▶ Given exercise: Using the records that follow, copy every line containing the word "sigmoid".

▶ Information provided:

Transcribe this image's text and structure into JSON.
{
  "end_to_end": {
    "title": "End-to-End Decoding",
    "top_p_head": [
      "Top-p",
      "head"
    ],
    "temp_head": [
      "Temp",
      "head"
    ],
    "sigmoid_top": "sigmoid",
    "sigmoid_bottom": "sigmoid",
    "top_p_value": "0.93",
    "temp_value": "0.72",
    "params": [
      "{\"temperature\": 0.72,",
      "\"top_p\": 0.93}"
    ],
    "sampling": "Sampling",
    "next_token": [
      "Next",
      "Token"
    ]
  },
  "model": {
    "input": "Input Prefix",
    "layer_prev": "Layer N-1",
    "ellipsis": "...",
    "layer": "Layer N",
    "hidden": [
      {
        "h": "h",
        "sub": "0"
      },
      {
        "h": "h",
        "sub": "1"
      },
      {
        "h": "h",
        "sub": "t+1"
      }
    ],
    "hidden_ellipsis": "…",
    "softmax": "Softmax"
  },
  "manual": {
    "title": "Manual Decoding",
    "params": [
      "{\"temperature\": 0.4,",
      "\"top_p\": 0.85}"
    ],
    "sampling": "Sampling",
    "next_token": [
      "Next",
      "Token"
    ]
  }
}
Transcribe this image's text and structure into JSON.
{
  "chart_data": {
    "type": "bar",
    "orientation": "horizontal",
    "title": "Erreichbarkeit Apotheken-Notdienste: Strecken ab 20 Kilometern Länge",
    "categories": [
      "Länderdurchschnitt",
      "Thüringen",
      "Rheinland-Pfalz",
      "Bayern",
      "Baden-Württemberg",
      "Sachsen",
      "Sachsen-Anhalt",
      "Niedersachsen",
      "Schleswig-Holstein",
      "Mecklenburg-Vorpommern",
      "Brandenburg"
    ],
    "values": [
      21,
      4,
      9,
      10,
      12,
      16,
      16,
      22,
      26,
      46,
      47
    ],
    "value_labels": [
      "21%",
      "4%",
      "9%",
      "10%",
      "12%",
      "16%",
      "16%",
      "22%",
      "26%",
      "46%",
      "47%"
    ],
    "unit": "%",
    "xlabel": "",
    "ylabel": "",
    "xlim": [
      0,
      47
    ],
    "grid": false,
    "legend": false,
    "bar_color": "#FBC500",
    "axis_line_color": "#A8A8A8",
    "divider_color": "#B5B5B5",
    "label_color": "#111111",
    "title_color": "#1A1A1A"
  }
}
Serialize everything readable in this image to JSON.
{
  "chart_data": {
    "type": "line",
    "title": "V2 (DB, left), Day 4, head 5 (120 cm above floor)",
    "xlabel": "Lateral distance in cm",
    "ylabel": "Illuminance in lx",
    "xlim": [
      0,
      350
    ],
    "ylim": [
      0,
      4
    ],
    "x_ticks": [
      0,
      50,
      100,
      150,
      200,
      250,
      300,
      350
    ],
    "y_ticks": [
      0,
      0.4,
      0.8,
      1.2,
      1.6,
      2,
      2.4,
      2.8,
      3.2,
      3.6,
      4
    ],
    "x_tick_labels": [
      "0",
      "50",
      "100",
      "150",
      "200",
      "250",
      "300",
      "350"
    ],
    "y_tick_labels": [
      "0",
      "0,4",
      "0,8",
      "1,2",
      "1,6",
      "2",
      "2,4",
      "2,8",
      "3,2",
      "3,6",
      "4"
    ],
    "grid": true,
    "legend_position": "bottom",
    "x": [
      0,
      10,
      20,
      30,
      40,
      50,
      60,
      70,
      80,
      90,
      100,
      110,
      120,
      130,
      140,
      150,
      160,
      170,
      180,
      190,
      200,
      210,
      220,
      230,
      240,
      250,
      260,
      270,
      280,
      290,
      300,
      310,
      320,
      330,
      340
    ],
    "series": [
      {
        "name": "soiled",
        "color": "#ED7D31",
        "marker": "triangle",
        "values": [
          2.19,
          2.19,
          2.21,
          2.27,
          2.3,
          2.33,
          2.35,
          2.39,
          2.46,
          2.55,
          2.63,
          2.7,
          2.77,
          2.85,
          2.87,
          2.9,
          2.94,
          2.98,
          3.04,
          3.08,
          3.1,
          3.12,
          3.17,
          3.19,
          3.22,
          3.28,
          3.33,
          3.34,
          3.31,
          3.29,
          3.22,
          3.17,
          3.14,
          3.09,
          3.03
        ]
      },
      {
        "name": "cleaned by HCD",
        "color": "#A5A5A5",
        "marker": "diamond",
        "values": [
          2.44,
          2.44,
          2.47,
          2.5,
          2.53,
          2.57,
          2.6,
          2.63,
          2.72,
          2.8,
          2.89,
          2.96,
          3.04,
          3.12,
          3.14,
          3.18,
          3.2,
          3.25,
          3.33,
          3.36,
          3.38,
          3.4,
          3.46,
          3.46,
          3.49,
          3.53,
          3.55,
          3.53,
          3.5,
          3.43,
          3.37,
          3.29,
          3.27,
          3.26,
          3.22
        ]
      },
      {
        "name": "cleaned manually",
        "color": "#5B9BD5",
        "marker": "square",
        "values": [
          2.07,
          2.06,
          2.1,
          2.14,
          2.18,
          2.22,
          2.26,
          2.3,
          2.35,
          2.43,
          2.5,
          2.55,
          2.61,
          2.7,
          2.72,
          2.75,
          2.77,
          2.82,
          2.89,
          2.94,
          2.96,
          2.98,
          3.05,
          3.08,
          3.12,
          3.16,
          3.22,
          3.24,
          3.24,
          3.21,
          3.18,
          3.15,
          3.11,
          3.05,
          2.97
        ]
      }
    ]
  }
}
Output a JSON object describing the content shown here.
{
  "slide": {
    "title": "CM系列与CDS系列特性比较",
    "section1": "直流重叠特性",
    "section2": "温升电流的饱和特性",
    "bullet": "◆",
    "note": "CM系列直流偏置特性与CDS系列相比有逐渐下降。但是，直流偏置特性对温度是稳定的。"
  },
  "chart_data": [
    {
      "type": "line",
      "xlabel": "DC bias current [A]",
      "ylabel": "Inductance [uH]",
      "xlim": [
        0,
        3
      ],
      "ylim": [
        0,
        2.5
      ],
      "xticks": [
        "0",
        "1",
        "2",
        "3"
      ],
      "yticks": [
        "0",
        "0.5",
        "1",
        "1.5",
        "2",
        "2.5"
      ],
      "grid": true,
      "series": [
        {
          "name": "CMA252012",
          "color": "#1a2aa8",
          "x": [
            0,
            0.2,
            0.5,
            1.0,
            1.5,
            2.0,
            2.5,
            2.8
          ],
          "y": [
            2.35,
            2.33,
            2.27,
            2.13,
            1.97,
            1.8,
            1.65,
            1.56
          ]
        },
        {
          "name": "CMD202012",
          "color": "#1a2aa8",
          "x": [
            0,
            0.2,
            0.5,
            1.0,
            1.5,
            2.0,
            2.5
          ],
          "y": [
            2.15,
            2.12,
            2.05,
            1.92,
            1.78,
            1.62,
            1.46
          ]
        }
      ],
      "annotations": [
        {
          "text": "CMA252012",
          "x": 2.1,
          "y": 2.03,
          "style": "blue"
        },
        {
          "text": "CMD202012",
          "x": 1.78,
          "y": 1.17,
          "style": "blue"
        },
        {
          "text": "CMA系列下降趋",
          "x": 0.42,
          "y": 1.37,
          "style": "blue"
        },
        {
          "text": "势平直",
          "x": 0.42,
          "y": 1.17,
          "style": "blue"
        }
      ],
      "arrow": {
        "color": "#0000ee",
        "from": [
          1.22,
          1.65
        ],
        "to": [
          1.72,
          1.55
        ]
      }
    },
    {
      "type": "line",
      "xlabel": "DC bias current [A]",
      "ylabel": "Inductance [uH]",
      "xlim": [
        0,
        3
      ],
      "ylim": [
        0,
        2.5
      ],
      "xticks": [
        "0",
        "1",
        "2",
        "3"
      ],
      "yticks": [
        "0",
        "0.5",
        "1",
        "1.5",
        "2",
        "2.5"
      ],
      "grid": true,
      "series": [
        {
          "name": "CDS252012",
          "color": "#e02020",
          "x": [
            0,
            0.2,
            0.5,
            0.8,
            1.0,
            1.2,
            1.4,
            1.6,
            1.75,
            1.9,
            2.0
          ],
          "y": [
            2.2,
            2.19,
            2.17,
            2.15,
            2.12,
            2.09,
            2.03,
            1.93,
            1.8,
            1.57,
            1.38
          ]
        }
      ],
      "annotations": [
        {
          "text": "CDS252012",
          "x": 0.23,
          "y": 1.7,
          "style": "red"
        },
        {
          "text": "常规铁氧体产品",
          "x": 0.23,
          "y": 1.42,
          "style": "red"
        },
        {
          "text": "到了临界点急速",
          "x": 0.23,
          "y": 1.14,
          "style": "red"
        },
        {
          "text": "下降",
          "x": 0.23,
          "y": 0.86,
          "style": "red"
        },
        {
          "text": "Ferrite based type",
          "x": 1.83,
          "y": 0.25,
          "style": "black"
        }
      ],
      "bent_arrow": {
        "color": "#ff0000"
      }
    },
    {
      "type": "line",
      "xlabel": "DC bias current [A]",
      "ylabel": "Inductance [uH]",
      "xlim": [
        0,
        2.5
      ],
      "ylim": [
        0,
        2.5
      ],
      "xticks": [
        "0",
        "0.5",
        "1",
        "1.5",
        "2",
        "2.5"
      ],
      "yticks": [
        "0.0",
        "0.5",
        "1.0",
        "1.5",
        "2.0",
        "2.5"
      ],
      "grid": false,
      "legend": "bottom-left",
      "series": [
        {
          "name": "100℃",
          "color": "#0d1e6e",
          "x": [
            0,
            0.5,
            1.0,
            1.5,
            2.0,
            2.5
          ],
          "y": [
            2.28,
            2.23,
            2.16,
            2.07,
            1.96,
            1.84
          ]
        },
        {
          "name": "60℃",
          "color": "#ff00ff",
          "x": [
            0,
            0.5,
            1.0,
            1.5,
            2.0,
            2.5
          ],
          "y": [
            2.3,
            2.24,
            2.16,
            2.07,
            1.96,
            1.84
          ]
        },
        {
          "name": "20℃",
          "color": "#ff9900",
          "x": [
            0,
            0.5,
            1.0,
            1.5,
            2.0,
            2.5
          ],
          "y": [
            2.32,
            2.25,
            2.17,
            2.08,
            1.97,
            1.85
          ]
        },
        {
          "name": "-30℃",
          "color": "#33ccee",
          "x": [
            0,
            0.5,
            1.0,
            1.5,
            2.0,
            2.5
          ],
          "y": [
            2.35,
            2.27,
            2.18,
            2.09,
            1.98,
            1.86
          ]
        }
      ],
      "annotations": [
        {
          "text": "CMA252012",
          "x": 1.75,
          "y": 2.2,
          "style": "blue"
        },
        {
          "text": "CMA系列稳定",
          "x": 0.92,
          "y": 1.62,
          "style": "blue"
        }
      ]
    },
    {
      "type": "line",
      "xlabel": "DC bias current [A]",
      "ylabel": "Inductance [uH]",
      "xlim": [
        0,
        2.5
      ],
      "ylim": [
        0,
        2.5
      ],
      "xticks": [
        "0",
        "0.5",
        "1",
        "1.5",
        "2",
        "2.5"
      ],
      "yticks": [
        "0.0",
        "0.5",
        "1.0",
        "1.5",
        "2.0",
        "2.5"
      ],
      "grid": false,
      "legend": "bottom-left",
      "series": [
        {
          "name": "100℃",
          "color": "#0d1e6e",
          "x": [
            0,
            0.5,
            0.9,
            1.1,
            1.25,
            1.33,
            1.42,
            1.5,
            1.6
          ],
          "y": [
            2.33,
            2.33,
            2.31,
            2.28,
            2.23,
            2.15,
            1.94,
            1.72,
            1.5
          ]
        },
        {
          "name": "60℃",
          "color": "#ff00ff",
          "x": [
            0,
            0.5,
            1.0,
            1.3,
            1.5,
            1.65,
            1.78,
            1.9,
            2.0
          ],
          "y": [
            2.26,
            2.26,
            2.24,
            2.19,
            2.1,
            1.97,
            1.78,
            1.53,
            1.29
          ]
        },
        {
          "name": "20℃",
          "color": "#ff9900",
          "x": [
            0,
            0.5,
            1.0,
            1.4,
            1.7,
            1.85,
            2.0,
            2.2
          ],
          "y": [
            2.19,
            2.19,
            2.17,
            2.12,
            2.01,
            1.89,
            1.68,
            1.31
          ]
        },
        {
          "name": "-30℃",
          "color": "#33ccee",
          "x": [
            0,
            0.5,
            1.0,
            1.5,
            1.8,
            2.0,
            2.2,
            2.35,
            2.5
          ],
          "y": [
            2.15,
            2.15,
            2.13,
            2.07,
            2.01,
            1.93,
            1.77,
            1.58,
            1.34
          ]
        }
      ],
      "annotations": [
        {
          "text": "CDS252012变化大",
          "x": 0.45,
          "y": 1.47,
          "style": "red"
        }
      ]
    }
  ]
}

▶ Output for this exercise:
    "sigmoid_top": "sigmoid",
    "sigmoid_bottom": "sigmoid",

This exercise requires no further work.